(RECORD EXTRACTS):
===============

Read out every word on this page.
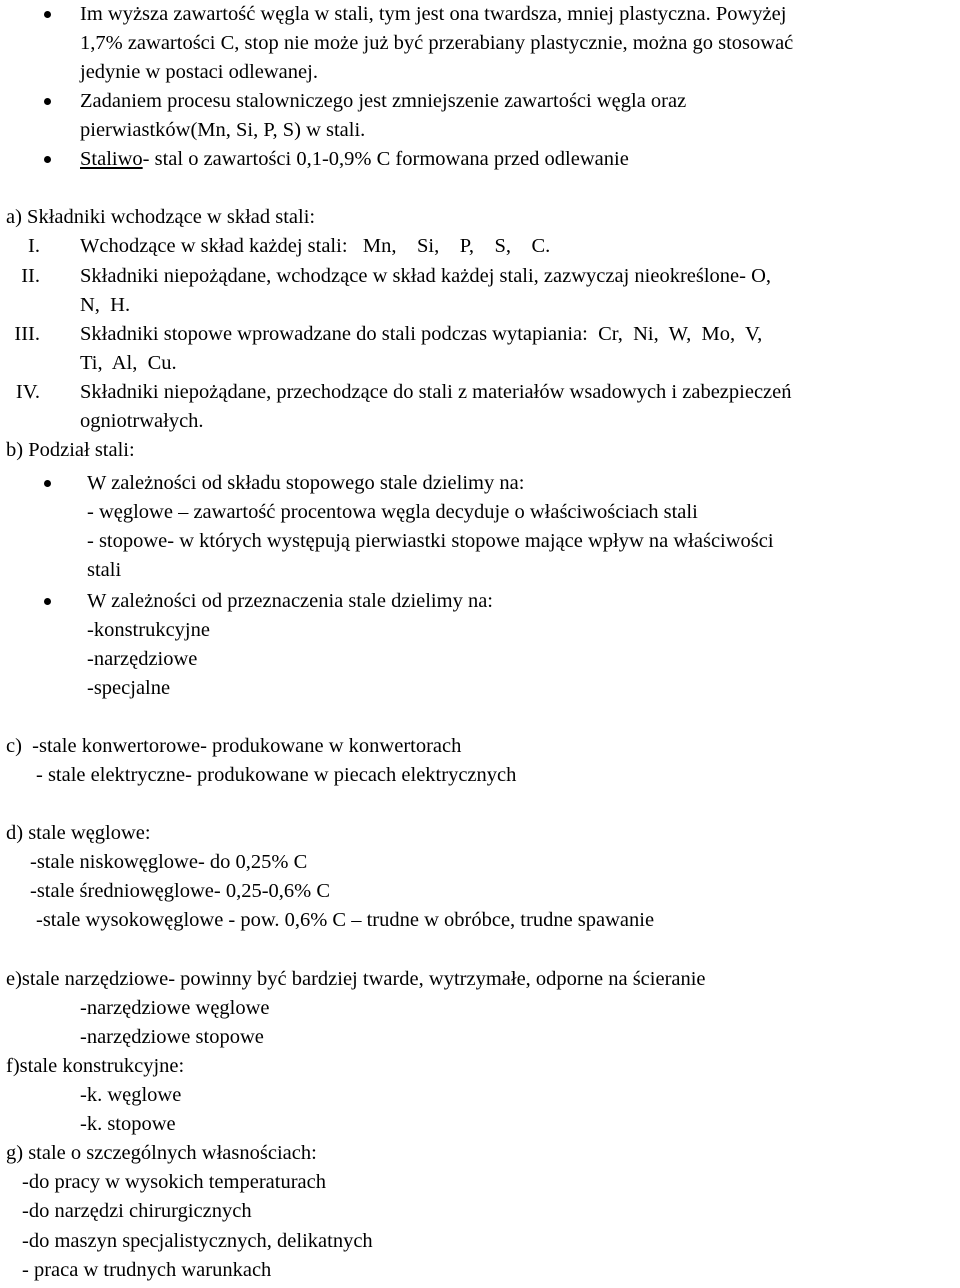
Im wyższa zawartość węgla w stali, tym jest ona twardsza, mniej plastyczna. Powyżej
1,7% zawartości C, stop nie może już być przerabiany plastycznie, można go stosować
jedynie w postaci odlewanej.
Zadaniem procesu stalowniczego jest zmniejszenie zawartości węgla oraz
pierwiastków(Mn, Si, P, S) w stali.
Staliwo- stal o zawartości 0,1-0,9% C formowana przed odlewanie
a) Składniki wchodzące w skład stali:
I. Wchodzące w skład każdej stali:   Mn,    Si,    P,    S,    C.
II. Składniki niepożądane, wchodzące w skład każdej stali, zazwyczaj nieokreślone- O,
N,  H.
III. Składniki stopowe wprowadzane do stali podczas wytapiania:  Cr,  Ni,  W,  Mo,  V,
Ti,  Al,  Cu.
IV. Składniki niepożądane, przechodzące do stali z materiałów wsadowych i zabezpieczeń
ogniotrwałych.
b) Podział stali:
W zależności od składu stopowego stale dzielimy na:
- węglowe – zawartość procentowa węgla decyduje o właściwościach stali
- stopowe- w których występują pierwiastki stopowe mające wpływ na właściwości
stali
W zależności od przeznaczenia stale dzielimy na:
-konstrukcyjne
-narzędziowe
-specjalne
c)  -stale konwertorowe- produkowane w konwertorach
- stale elektryczne- produkowane w piecach elektrycznych
d) stale węglowe:
-stale niskowęglowe- do 0,25% C
-stale średniowęglowe- 0,25-0,6% C
-stale wysokowęglowe - pow. 0,6% C – trudne w obróbce, trudne spawanie
e)stale narzędziowe- powinny być bardziej twarde, wytrzymałe, odporne na ścieranie
-narzędziowe węglowe
-narzędziowe stopowe
f)stale konstrukcyjne:
-k. węglowe
-k. stopowe
g) stale o szczególnych własnościach:
-do pracy w wysokich temperaturach
-do narzędzi chirurgicznych
-do maszyn specjalistycznych, delikatnych
- praca w trudnych warunkach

===============

(EXERCISE GOAL): Make an exact reproduction of the listing above, without any pictures.

(ANSWER FOR THE TASK):
Read out every word on this page.
Im wyższa zawartość węgla w stali, tym jest ona twardsza, mniej plastyczna. Powyżej
1,7% zawartości C, stop nie może już być przerabiany plastycznie, można go stosować
jedynie w postaci odlewanej.
Zadaniem procesu stalowniczego jest zmniejszenie zawartości węgla oraz
pierwiastków(Mn, Si, P, S) w stali.
Staliwo- stal o zawartości 0,1-0,9% C formowana przed odlewanie
a) Składniki wchodzące w skład stali:
I. Wchodzące w skład każdej stali:   Mn,    Si,    P,    S,    C.
II. Składniki niepożądane, wchodzące w skład każdej stali, zazwyczaj nieokreślone- O,
N,  H.
III. Składniki stopowe wprowadzane do stali podczas wytapiania:  Cr,  Ni,  W,  Mo,  V,
Ti,  Al,  Cu.
IV. Składniki niepożądane, przechodzące do stali z materiałów wsadowych i zabezpieczeń
ogniotrwałych.
b) Podział stali:
W zależności od składu stopowego stale dzielimy na:
- węglowe – zawartość procentowa węgla decyduje o właściwościach stali
- stopowe- w których występują pierwiastki stopowe mające wpływ na właściwości
stali
W zależności od przeznaczenia stale dzielimy na:
-konstrukcyjne
-narzędziowe
-specjalne
c)  -stale konwertorowe- produkowane w konwertorach
- stale elektryczne- produkowane w piecach elektrycznych
d) stale węglowe:
-stale niskowęglowe- do 0,25% C
-stale średniowęglowe- 0,25-0,6% C
-stale wysokowęglowe - pow. 0,6% C – trudne w obróbce, trudne spawanie
e)stale narzędziowe- powinny być bardziej twarde, wytrzymałe, odporne na ścieranie
-narzędziowe węglowe
-narzędziowe stopowe
f)stale konstrukcyjne:
-k. węglowe
-k. stopowe
g) stale o szczególnych własnościach:
-do pracy w wysokich temperaturach
-do narzędzi chirurgicznych
-do maszyn specjalistycznych, delikatnych
- praca w trudnych warunkach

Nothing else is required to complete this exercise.